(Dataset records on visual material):
<<<<
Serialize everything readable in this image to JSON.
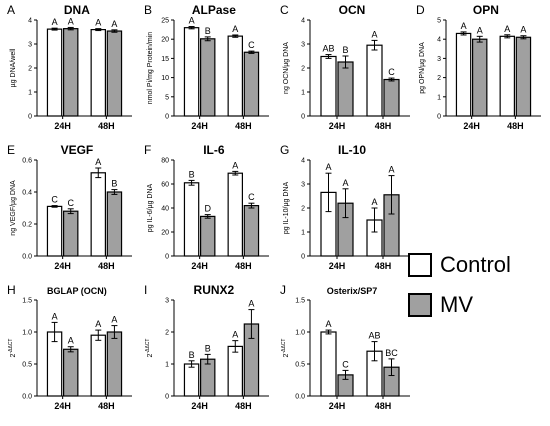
{
  "colors": {
    "control": "#ffffff",
    "mv": "#a0a0a0",
    "ink": "#000000"
  },
  "legend": {
    "control_label": "Control",
    "mv_label": "MV"
  },
  "chart_data": [
    {
      "type": "bar",
      "panel": "A",
      "title": "DNA",
      "ylabel": "µg DNA/well",
      "ylim": [
        0,
        4
      ],
      "yticks": [
        0,
        1,
        2,
        3,
        4
      ],
      "categories": [
        "24H",
        "48H"
      ],
      "series": [
        {
          "name": "Control",
          "values": [
            3.62,
            3.6
          ],
          "errors": [
            0.04,
            0.04
          ]
        },
        {
          "name": "MV",
          "values": [
            3.64,
            3.54
          ],
          "errors": [
            0.05,
            0.05
          ]
        }
      ],
      "letters": [
        [
          "A",
          "A"
        ],
        [
          "A",
          "A"
        ]
      ]
    },
    {
      "type": "bar",
      "panel": "B",
      "title": "ALPase",
      "ylabel": "nmol Pi/mg Protein/min",
      "ylim": [
        0,
        25
      ],
      "yticks": [
        0,
        5,
        10,
        15,
        20,
        25
      ],
      "categories": [
        "24H",
        "48H"
      ],
      "series": [
        {
          "name": "Control",
          "values": [
            23.0,
            20.8
          ],
          "errors": [
            0.3,
            0.3
          ]
        },
        {
          "name": "MV",
          "values": [
            20.1,
            16.6
          ],
          "errors": [
            0.5,
            0.3
          ]
        }
      ],
      "letters": [
        [
          "A",
          "A"
        ],
        [
          "B",
          "C"
        ]
      ]
    },
    {
      "type": "bar",
      "panel": "C",
      "title": "OCN",
      "ylabel": "ng OCN/µg DNA",
      "ylim": [
        0,
        4
      ],
      "yticks": [
        0,
        1,
        2,
        3,
        4
      ],
      "categories": [
        "24H",
        "48H"
      ],
      "series": [
        {
          "name": "Control",
          "values": [
            2.48,
            2.95
          ],
          "errors": [
            0.08,
            0.2
          ]
        },
        {
          "name": "MV",
          "values": [
            2.25,
            1.52
          ],
          "errors": [
            0.25,
            0.06
          ]
        }
      ],
      "letters": [
        [
          "AB",
          "A"
        ],
        [
          "B",
          "C"
        ]
      ]
    },
    {
      "type": "bar",
      "panel": "D",
      "title": "OPN",
      "ylabel": "pg OPN/µg DNA",
      "ylim": [
        0,
        5
      ],
      "yticks": [
        0,
        1,
        2,
        3,
        4,
        5
      ],
      "categories": [
        "24H",
        "48H"
      ],
      "series": [
        {
          "name": "Control",
          "values": [
            4.3,
            4.15
          ],
          "errors": [
            0.08,
            0.08
          ]
        },
        {
          "name": "MV",
          "values": [
            4.0,
            4.1
          ],
          "errors": [
            0.15,
            0.08
          ]
        }
      ],
      "letters": [
        [
          "A",
          "A"
        ],
        [
          "A",
          "A"
        ]
      ]
    },
    {
      "type": "bar",
      "panel": "E",
      "title": "VEGF",
      "ylabel": "ng VEGF/µg DNA",
      "ylim": [
        0,
        0.6
      ],
      "yticks": [
        0.0,
        0.2,
        0.4,
        0.6
      ],
      "categories": [
        "24H",
        "48H"
      ],
      "series": [
        {
          "name": "Control",
          "values": [
            0.31,
            0.52
          ],
          "errors": [
            0.005,
            0.03
          ]
        },
        {
          "name": "MV",
          "values": [
            0.28,
            0.4
          ],
          "errors": [
            0.015,
            0.015
          ]
        }
      ],
      "letters": [
        [
          "C",
          "A"
        ],
        [
          "C",
          "B"
        ]
      ]
    },
    {
      "type": "bar",
      "panel": "F",
      "title": "IL-6",
      "ylabel": "pg IL-6/µg DNA",
      "ylim": [
        0,
        80
      ],
      "yticks": [
        0,
        20,
        40,
        60,
        80
      ],
      "categories": [
        "24H",
        "48H"
      ],
      "series": [
        {
          "name": "Control",
          "values": [
            61,
            69
          ],
          "errors": [
            2.0,
            1.5
          ]
        },
        {
          "name": "MV",
          "values": [
            33,
            42
          ],
          "errors": [
            1.5,
            2.0
          ]
        }
      ],
      "letters": [
        [
          "B",
          "A"
        ],
        [
          "D",
          "C"
        ]
      ]
    },
    {
      "type": "bar",
      "panel": "G",
      "title": "IL-10",
      "ylabel": "pg IL-10/µg DNA",
      "ylim": [
        0,
        4
      ],
      "yticks": [
        0,
        1,
        2,
        3,
        4
      ],
      "categories": [
        "24H",
        "48H"
      ],
      "series": [
        {
          "name": "Control",
          "values": [
            2.65,
            1.5
          ],
          "errors": [
            0.8,
            0.5
          ]
        },
        {
          "name": "MV",
          "values": [
            2.2,
            2.55
          ],
          "errors": [
            0.6,
            0.8
          ]
        }
      ],
      "letters": [
        [
          "A",
          "A"
        ],
        [
          "A",
          "A"
        ]
      ]
    },
    {
      "type": "bar",
      "panel": "H",
      "title": "BGLAP (OCN)",
      "ylabel": "2^-ΔΔCT",
      "ylim": [
        0,
        1.5
      ],
      "yticks": [
        0.0,
        0.5,
        1.0,
        1.5
      ],
      "categories": [
        "24H",
        "48H"
      ],
      "series": [
        {
          "name": "Control",
          "values": [
            1.0,
            0.95
          ],
          "errors": [
            0.15,
            0.08
          ]
        },
        {
          "name": "MV",
          "values": [
            0.73,
            1.0
          ],
          "errors": [
            0.04,
            0.1
          ]
        }
      ],
      "letters": [
        [
          "A",
          "A"
        ],
        [
          "A",
          "A"
        ]
      ]
    },
    {
      "type": "bar",
      "panel": "I",
      "title": "RUNX2",
      "ylabel": "2^-ΔΔCT",
      "ylim": [
        0,
        3
      ],
      "yticks": [
        0,
        1,
        2,
        3
      ],
      "categories": [
        "24H",
        "48H"
      ],
      "series": [
        {
          "name": "Control",
          "values": [
            1.0,
            1.55
          ],
          "errors": [
            0.1,
            0.18
          ]
        },
        {
          "name": "MV",
          "values": [
            1.15,
            2.25
          ],
          "errors": [
            0.15,
            0.45
          ]
        }
      ],
      "letters": [
        [
          "B",
          "A"
        ],
        [
          "B",
          "A"
        ]
      ]
    },
    {
      "type": "bar",
      "panel": "J",
      "title": "Osterix/SP7",
      "ylabel": "2^-ΔΔCT",
      "ylim": [
        0,
        1.5
      ],
      "yticks": [
        0.0,
        0.5,
        1.0,
        1.5
      ],
      "categories": [
        "24H",
        "48H"
      ],
      "series": [
        {
          "name": "Control",
          "values": [
            1.0,
            0.7
          ],
          "errors": [
            0.03,
            0.15
          ]
        },
        {
          "name": "MV",
          "values": [
            0.33,
            0.45
          ],
          "errors": [
            0.07,
            0.13
          ]
        }
      ],
      "letters": [
        [
          "A",
          "AB"
        ],
        [
          "C",
          "BC"
        ]
      ]
    }
  ]
}
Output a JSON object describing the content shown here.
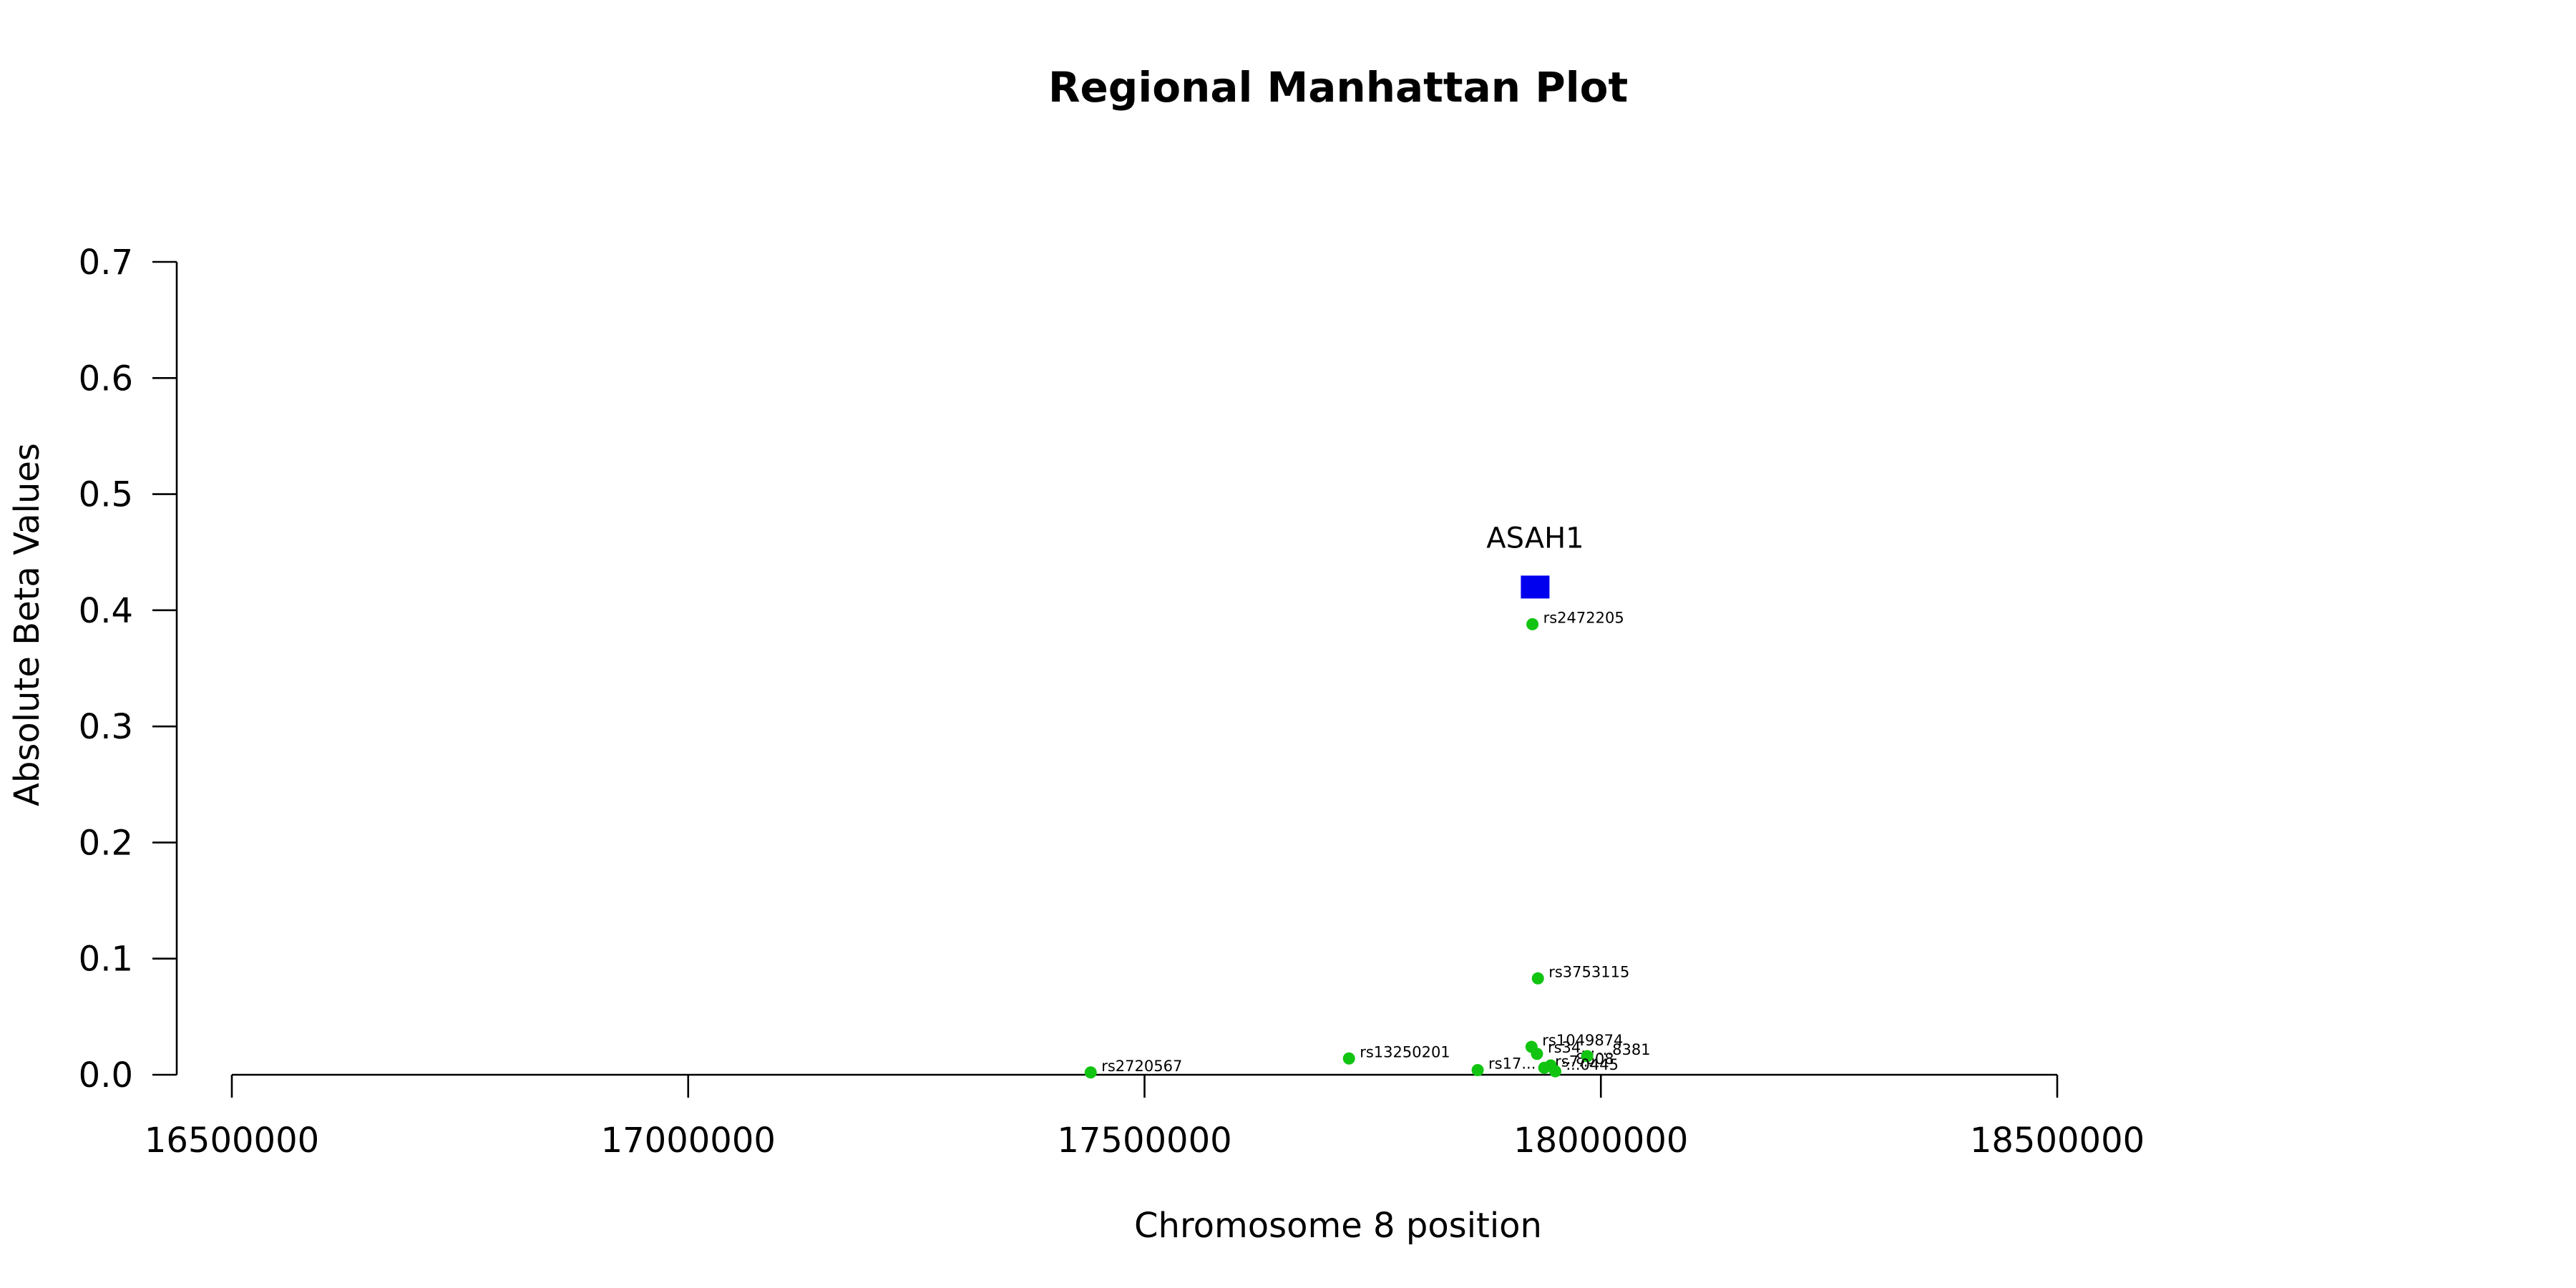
>>>>
(Work item): For the word "ylabel", find all matching lines in the entries above and copy them out.

(The answer):
      "ylabel": "µg DNA/well",
      "ylabel": "nmol Pi/mg Protein/min",
      "ylabel": "ng OCN/µg DNA",
      "ylabel": "pg OPN/µg DNA",
      "ylabel": "ng VEGF/µg DNA",
      "ylabel": "pg IL-6/µg DNA",
      "ylabel": "pg IL-10/µg DNA",
      "ylabel": "2^-ΔΔCT",
      "ylabel": "2^-ΔΔCT",
      "ylabel": "2^-ΔΔCT",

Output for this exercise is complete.